## Start Information provided

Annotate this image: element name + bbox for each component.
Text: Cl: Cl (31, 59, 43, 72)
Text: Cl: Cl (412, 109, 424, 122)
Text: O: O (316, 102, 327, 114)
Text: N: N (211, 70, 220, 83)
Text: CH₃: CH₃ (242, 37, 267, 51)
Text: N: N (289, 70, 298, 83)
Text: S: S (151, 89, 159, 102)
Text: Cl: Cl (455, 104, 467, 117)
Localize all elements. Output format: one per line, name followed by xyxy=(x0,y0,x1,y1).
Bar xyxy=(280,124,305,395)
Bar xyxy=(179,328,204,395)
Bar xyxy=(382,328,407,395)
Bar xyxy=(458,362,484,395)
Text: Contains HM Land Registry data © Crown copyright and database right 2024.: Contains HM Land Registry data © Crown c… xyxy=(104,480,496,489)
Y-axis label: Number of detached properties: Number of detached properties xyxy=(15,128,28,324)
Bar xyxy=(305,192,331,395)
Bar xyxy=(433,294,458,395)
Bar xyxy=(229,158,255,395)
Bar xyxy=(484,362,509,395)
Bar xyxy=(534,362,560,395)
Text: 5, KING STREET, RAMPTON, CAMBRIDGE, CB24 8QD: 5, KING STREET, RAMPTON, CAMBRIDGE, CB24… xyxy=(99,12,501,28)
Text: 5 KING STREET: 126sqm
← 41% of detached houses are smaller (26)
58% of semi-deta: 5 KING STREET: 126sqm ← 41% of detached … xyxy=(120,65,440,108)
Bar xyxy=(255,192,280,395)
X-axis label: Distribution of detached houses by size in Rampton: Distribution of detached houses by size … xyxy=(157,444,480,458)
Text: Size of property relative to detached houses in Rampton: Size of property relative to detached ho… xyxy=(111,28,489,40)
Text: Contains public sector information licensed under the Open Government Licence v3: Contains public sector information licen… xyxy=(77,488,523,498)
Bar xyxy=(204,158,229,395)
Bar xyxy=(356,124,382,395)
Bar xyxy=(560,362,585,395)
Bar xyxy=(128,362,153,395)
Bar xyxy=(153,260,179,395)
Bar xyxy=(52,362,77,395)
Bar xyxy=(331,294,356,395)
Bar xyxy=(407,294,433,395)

## End Information provided

▸ What is expected
Copy the records word for word, from the first line through the line containing "Bar xyxy=(280,124,305,395)", with both of those lines included.

▸ Exercise solution
Annotate this image: element name + bbox for each component.
Text: Cl: Cl (31, 59, 43, 72)
Text: Cl: Cl (412, 109, 424, 122)
Text: O: O (316, 102, 327, 114)
Text: N: N (211, 70, 220, 83)
Text: CH₃: CH₃ (242, 37, 267, 51)
Text: N: N (289, 70, 298, 83)
Text: S: S (151, 89, 159, 102)
Text: Cl: Cl (455, 104, 467, 117)
Localize all elements. Output format: one per line, name followed by xyxy=(x0,y0,x1,y1).
Bar xyxy=(280,124,305,395)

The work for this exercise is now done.